'''

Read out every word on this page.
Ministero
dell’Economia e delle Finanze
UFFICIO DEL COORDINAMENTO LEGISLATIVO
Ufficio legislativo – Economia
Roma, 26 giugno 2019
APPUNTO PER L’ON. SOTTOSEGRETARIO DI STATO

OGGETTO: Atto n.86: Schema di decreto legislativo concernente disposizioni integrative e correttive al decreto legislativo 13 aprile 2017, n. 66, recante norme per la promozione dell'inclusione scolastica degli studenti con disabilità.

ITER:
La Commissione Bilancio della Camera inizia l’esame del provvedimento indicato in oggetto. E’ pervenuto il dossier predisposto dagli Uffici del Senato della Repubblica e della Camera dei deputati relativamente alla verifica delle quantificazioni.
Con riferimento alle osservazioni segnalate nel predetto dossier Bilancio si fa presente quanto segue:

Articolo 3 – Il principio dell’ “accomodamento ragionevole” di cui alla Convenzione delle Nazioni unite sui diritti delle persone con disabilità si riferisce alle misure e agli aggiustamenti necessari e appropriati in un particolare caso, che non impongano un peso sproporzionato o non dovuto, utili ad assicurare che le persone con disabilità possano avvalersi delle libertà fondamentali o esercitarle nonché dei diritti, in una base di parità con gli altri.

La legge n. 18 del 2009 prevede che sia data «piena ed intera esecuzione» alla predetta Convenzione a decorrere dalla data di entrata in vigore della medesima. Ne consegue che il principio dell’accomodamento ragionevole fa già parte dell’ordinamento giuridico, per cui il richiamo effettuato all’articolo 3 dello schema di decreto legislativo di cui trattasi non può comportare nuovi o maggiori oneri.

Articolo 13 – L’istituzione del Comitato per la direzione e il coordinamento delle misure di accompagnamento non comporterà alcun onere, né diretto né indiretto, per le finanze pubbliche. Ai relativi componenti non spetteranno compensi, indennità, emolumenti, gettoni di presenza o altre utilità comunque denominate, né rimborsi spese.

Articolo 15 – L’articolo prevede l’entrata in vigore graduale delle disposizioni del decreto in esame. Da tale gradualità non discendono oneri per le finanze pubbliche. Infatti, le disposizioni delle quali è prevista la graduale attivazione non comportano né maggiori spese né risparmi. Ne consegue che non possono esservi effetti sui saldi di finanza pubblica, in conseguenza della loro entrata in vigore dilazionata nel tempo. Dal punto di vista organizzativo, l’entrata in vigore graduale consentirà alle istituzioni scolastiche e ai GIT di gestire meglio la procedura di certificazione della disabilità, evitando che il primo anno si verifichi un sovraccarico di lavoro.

'''

## Objective
Type out the whole listing above again, exactly as it stands.

## Exercise result
Read out every word on this page.
Ministero
dell’Economia e delle Finanze
UFFICIO DEL COORDINAMENTO LEGISLATIVO
Ufficio legislativo – Economia
Roma, 26 giugno 2019
APPUNTO PER L’ON. SOTTOSEGRETARIO DI STATO

OGGETTO: Atto n.86: Schema di decreto legislativo concernente disposizioni integrative e correttive al decreto legislativo 13 aprile 2017, n. 66, recante norme per la promozione dell'inclusione scolastica degli studenti con disabilità.

ITER:
La Commissione Bilancio della Camera inizia l’esame del provvedimento indicato in oggetto. E’ pervenuto il dossier predisposto dagli Uffici del Senato della Repubblica e della Camera dei deputati relativamente alla verifica delle quantificazioni.
Con riferimento alle osservazioni segnalate nel predetto dossier Bilancio si fa presente quanto segue:

Articolo 3 – Il principio dell’ “accomodamento ragionevole” di cui alla Convenzione delle Nazioni unite sui diritti delle persone con disabilità si riferisce alle misure e agli aggiustamenti necessari e appropriati in un particolare caso, che non impongano un peso sproporzionato o non dovuto, utili ad assicurare che le persone con disabilità possano avvalersi delle libertà fondamentali o esercitarle nonché dei diritti, in una base di parità con gli altri.

La legge n. 18 del 2009 prevede che sia data «piena ed intera esecuzione» alla predetta Convenzione a decorrere dalla data di entrata in vigore della medesima. Ne consegue che il principio dell’accomodamento ragionevole fa già parte dell’ordinamento giuridico, per cui il richiamo effettuato all’articolo 3 dello schema di decreto legislativo di cui trattasi non può comportare nuovi o maggiori oneri.

Articolo 13 – L’istituzione del Comitato per la direzione e il coordinamento delle misure di accompagnamento non comporterà alcun onere, né diretto né indiretto, per le finanze pubbliche. Ai relativi componenti non spetteranno compensi, indennità, emolumenti, gettoni di presenza o altre utilità comunque denominate, né rimborsi spese.

Articolo 15 – L’articolo prevede l’entrata in vigore graduale delle disposizioni del decreto in esame. Da tale gradualità non discendono oneri per le finanze pubbliche. Infatti, le disposizioni delle quali è prevista la graduale attivazione non comportano né maggiori spese né risparmi. Ne consegue che non possono esservi effetti sui saldi di finanza pubblica, in conseguenza della loro entrata in vigore dilazionata nel tempo. Dal punto di vista organizzativo, l’entrata in vigore graduale consentirà alle istituzioni scolastiche e ai GIT di gestire meglio la procedura di certificazione della disabilità, evitando che il primo anno si verifichi un sovraccarico di lavoro.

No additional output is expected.